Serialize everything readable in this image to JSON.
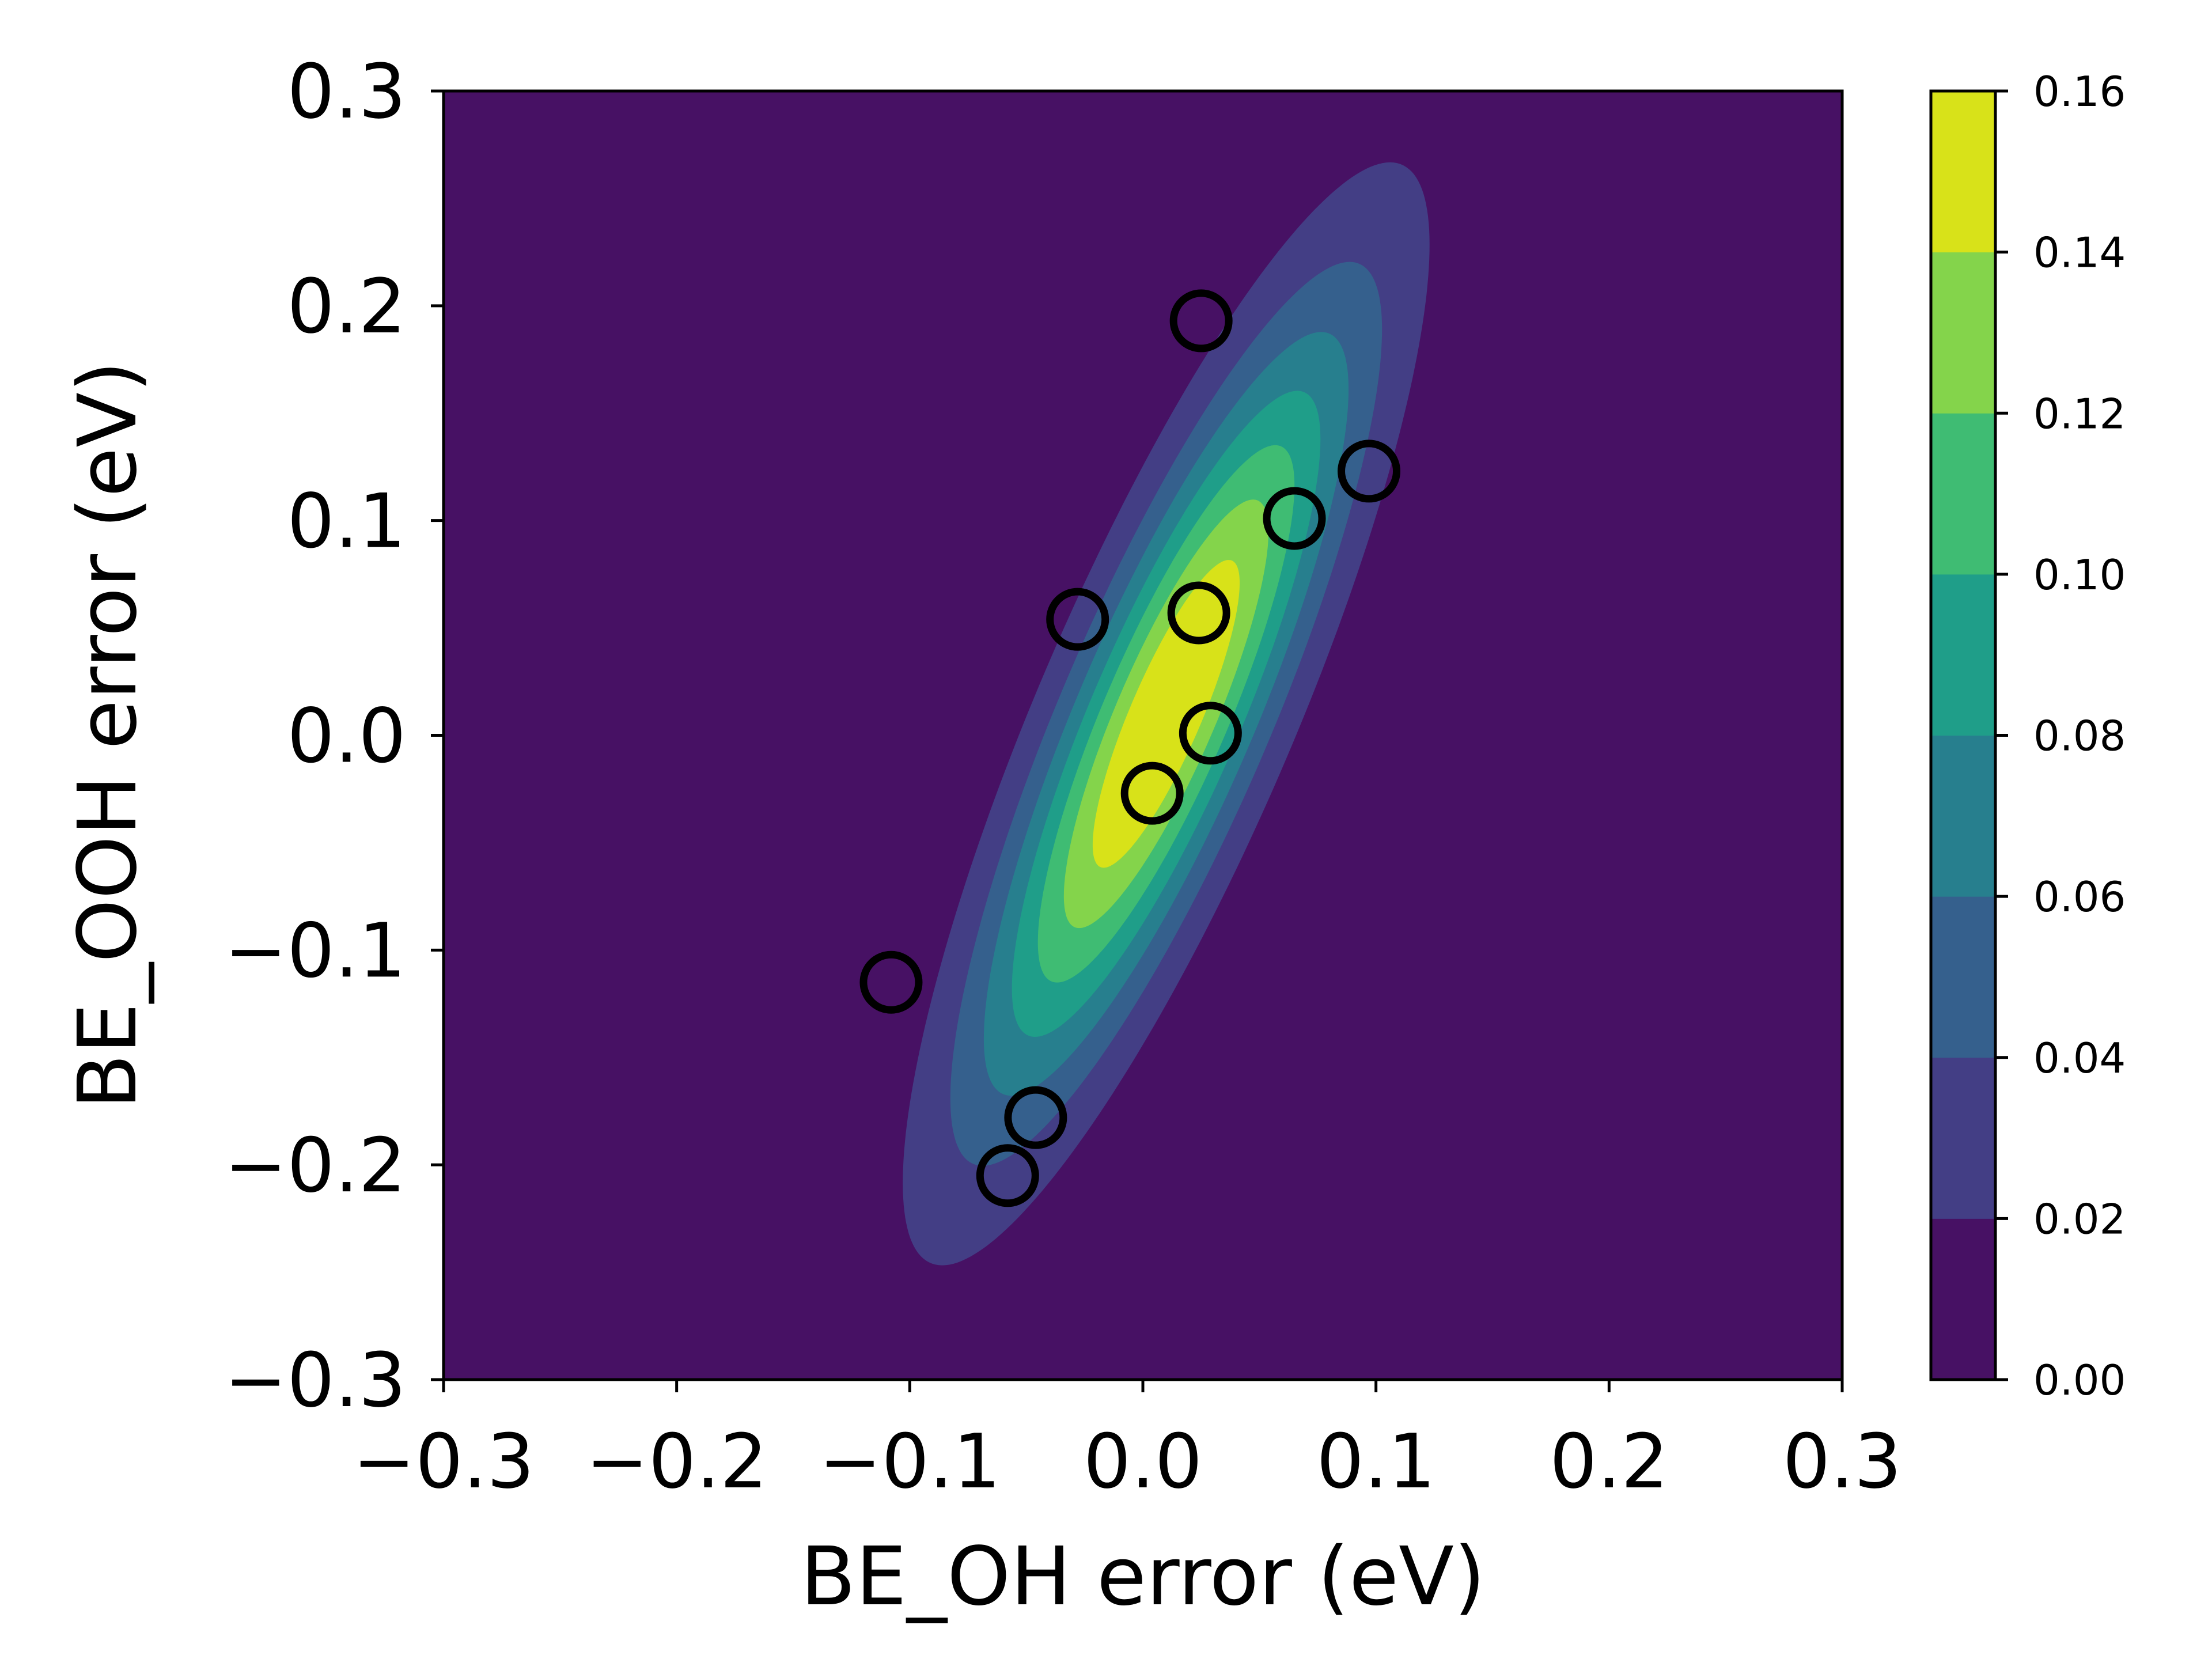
{
  "chart_data": {
    "type": "contour",
    "title": "",
    "xlabel": "BE_OH error (eV)",
    "ylabel": "BE_OOH error (eV)",
    "xlim": [
      -0.3,
      0.3
    ],
    "ylim": [
      -0.3,
      0.3
    ],
    "xticks": [
      "−0.3",
      "−0.2",
      "−0.1",
      "0.0",
      "0.1",
      "0.2",
      "0.3"
    ],
    "yticks": [
      "−0.3",
      "−0.2",
      "−0.1",
      "0.0",
      "0.1",
      "0.2",
      "0.3"
    ],
    "xtick_values": [
      -0.3,
      -0.2,
      -0.1,
      0.0,
      0.1,
      0.2,
      0.3
    ],
    "ytick_values": [
      -0.3,
      -0.2,
      -0.1,
      0.0,
      0.1,
      0.2,
      0.3
    ],
    "grid": false,
    "density": {
      "distribution": "bivariate-normal",
      "mean": [
        0.01,
        0.01
      ],
      "std": [
        0.055,
        0.125
      ],
      "correlation": 0.85,
      "peak": 0.165
    },
    "levels": [
      0.0,
      0.02,
      0.04,
      0.06,
      0.08,
      0.1,
      0.12,
      0.14,
      0.16
    ],
    "level_colors": [
      "#471164",
      "#433e85",
      "#35608d",
      "#277f8e",
      "#1f9e89",
      "#3fbc73",
      "#84d44b",
      "#d8e219"
    ],
    "points": [
      {
        "x": 0.025,
        "y": 0.193
      },
      {
        "x": 0.097,
        "y": 0.123
      },
      {
        "x": 0.065,
        "y": 0.101
      },
      {
        "x": -0.028,
        "y": 0.054
      },
      {
        "x": 0.024,
        "y": 0.057
      },
      {
        "x": 0.029,
        "y": 0.001
      },
      {
        "x": 0.004,
        "y": -0.027
      },
      {
        "x": -0.108,
        "y": -0.115
      },
      {
        "x": -0.046,
        "y": -0.178
      },
      {
        "x": -0.058,
        "y": -0.205
      }
    ],
    "marker": {
      "shape": "open-circle",
      "color": "#000000"
    },
    "colorbar": {
      "ticks": [
        "0.00",
        "0.02",
        "0.04",
        "0.06",
        "0.08",
        "0.10",
        "0.12",
        "0.14",
        "0.16"
      ],
      "tick_values": [
        0.0,
        0.02,
        0.04,
        0.06,
        0.08,
        0.1,
        0.12,
        0.14,
        0.16
      ]
    }
  }
}
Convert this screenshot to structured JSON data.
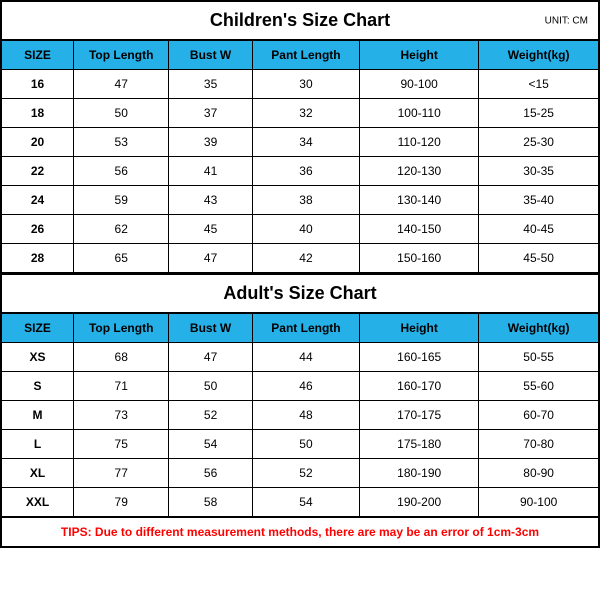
{
  "unit_label": "UNIT: CM",
  "header_bg": "#25b1e8",
  "header_border": "#000000",
  "cell_border": "#000000",
  "columns": [
    "SIZE",
    "Top Length",
    "Bust W",
    "Pant Length",
    "Height",
    "Weight(kg)"
  ],
  "col_widths_pct": [
    12,
    16,
    14,
    18,
    20,
    20
  ],
  "children": {
    "title": "Children's Size Chart",
    "rows": [
      [
        "16",
        "47",
        "35",
        "30",
        "90-100",
        "<15"
      ],
      [
        "18",
        "50",
        "37",
        "32",
        "100-110",
        "15-25"
      ],
      [
        "20",
        "53",
        "39",
        "34",
        "110-120",
        "25-30"
      ],
      [
        "22",
        "56",
        "41",
        "36",
        "120-130",
        "30-35"
      ],
      [
        "24",
        "59",
        "43",
        "38",
        "130-140",
        "35-40"
      ],
      [
        "26",
        "62",
        "45",
        "40",
        "140-150",
        "40-45"
      ],
      [
        "28",
        "65",
        "47",
        "42",
        "150-160",
        "45-50"
      ]
    ]
  },
  "adult": {
    "title": "Adult's Size Chart",
    "rows": [
      [
        "XS",
        "68",
        "47",
        "44",
        "160-165",
        "50-55"
      ],
      [
        "S",
        "71",
        "50",
        "46",
        "160-170",
        "55-60"
      ],
      [
        "M",
        "73",
        "52",
        "48",
        "170-175",
        "60-70"
      ],
      [
        "L",
        "75",
        "54",
        "50",
        "175-180",
        "70-80"
      ],
      [
        "XL",
        "77",
        "56",
        "52",
        "180-190",
        "80-90"
      ],
      [
        "XXL",
        "79",
        "58",
        "54",
        "190-200",
        "90-100"
      ]
    ]
  },
  "tips": {
    "text": "TIPS: Due to different measurement methods, there are may be an error of 1cm-3cm",
    "color": "#ff0000"
  }
}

==============================

TASK — The entries above should be reproduced exactly, without their pictures.

RESULT —
Serialize everything readable in this image to JSON.
{
  "chart_data": {
    "type": "contour",
    "title": "",
    "xlabel": "BE_OH error (eV)",
    "ylabel": "BE_OOH error (eV)",
    "xlim": [
      -0.3,
      0.3
    ],
    "ylim": [
      -0.3,
      0.3
    ],
    "xticks": [
      "−0.3",
      "−0.2",
      "−0.1",
      "0.0",
      "0.1",
      "0.2",
      "0.3"
    ],
    "yticks": [
      "−0.3",
      "−0.2",
      "−0.1",
      "0.0",
      "0.1",
      "0.2",
      "0.3"
    ],
    "xtick_values": [
      -0.3,
      -0.2,
      -0.1,
      0.0,
      0.1,
      0.2,
      0.3
    ],
    "ytick_values": [
      -0.3,
      -0.2,
      -0.1,
      0.0,
      0.1,
      0.2,
      0.3
    ],
    "grid": false,
    "density": {
      "distribution": "bivariate-normal",
      "mean": [
        0.01,
        0.01
      ],
      "std": [
        0.055,
        0.125
      ],
      "correlation": 0.85,
      "peak": 0.165
    },
    "levels": [
      0.0,
      0.02,
      0.04,
      0.06,
      0.08,
      0.1,
      0.12,
      0.14,
      0.16
    ],
    "level_colors": [
      "#471164",
      "#433e85",
      "#35608d",
      "#277f8e",
      "#1f9e89",
      "#3fbc73",
      "#84d44b",
      "#d8e219"
    ],
    "points": [
      {
        "x": 0.025,
        "y": 0.193
      },
      {
        "x": 0.097,
        "y": 0.123
      },
      {
        "x": 0.065,
        "y": 0.101
      },
      {
        "x": -0.028,
        "y": 0.054
      },
      {
        "x": 0.024,
        "y": 0.057
      },
      {
        "x": 0.029,
        "y": 0.001
      },
      {
        "x": 0.004,
        "y": -0.027
      },
      {
        "x": -0.108,
        "y": -0.115
      },
      {
        "x": -0.046,
        "y": -0.178
      },
      {
        "x": -0.058,
        "y": -0.205
      }
    ],
    "marker": {
      "shape": "open-circle",
      "color": "#000000"
    },
    "colorbar": {
      "ticks": [
        "0.00",
        "0.02",
        "0.04",
        "0.06",
        "0.08",
        "0.10",
        "0.12",
        "0.14",
        "0.16"
      ],
      "tick_values": [
        0.0,
        0.02,
        0.04,
        0.06,
        0.08,
        0.1,
        0.12,
        0.14,
        0.16
      ]
    }
  }
}
Convert this screenshot to structured JSON data.
{
  "unit_label": "UNIT: CM",
  "header_bg": "#25b1e8",
  "header_border": "#000000",
  "cell_border": "#000000",
  "columns": [
    "SIZE",
    "Top Length",
    "Bust W",
    "Pant Length",
    "Height",
    "Weight(kg)"
  ],
  "col_widths_pct": [
    12,
    16,
    14,
    18,
    20,
    20
  ],
  "children": {
    "title": "Children's Size Chart",
    "rows": [
      [
        "16",
        "47",
        "35",
        "30",
        "90-100",
        "<15"
      ],
      [
        "18",
        "50",
        "37",
        "32",
        "100-110",
        "15-25"
      ],
      [
        "20",
        "53",
        "39",
        "34",
        "110-120",
        "25-30"
      ],
      [
        "22",
        "56",
        "41",
        "36",
        "120-130",
        "30-35"
      ],
      [
        "24",
        "59",
        "43",
        "38",
        "130-140",
        "35-40"
      ],
      [
        "26",
        "62",
        "45",
        "40",
        "140-150",
        "40-45"
      ],
      [
        "28",
        "65",
        "47",
        "42",
        "150-160",
        "45-50"
      ]
    ]
  },
  "adult": {
    "title": "Adult's Size Chart",
    "rows": [
      [
        "XS",
        "68",
        "47",
        "44",
        "160-165",
        "50-55"
      ],
      [
        "S",
        "71",
        "50",
        "46",
        "160-170",
        "55-60"
      ],
      [
        "M",
        "73",
        "52",
        "48",
        "170-175",
        "60-70"
      ],
      [
        "L",
        "75",
        "54",
        "50",
        "175-180",
        "70-80"
      ],
      [
        "XL",
        "77",
        "56",
        "52",
        "180-190",
        "80-90"
      ],
      [
        "XXL",
        "79",
        "58",
        "54",
        "190-200",
        "90-100"
      ]
    ]
  },
  "tips": {
    "text": "TIPS: Due to different measurement methods, there are may be an error of 1cm-3cm",
    "color": "#ff0000"
  }
}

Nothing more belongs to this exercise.